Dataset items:
******

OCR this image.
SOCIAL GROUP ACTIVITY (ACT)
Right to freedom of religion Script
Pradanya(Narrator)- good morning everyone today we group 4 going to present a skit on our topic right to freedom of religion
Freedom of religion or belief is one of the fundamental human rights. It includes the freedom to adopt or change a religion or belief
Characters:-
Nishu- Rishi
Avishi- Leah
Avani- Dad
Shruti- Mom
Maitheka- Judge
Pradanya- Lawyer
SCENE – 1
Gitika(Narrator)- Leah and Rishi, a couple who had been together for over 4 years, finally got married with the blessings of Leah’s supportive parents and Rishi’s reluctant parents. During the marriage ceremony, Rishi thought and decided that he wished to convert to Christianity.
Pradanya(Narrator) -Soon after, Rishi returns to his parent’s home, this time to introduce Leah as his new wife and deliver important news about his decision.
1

******

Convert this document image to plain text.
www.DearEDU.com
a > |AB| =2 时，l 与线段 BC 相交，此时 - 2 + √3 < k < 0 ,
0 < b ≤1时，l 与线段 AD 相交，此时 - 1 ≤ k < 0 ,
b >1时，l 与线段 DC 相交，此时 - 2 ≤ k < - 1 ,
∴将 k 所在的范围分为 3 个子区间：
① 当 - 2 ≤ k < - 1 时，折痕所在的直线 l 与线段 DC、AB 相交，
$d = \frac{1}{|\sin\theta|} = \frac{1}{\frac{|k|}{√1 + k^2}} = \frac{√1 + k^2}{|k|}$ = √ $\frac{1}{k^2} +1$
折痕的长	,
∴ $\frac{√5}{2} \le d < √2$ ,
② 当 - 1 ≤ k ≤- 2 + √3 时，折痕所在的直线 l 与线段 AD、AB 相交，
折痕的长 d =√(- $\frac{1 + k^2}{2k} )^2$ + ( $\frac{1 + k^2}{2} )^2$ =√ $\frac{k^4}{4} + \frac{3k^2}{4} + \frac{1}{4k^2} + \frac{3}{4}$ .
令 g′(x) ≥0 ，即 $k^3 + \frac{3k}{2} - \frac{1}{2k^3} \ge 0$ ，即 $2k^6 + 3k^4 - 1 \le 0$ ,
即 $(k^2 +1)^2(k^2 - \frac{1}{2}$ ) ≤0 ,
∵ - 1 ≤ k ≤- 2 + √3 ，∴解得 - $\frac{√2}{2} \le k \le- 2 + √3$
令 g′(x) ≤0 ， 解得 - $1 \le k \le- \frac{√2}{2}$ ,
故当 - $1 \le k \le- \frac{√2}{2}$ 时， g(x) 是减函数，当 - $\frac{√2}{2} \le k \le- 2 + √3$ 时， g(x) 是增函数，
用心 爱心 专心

******

## What you will do
From the data above, show each line that contains "freedom".

## The completed task
Right to freedom of religion Script
Pradanya(Narrator)- good morning everyone today we group 4 going to present a skit on our topic right to freedom of religion
Freedom of religion or belief is one of the fundamental human rights. It includes the freedom to adopt or change a religion or belief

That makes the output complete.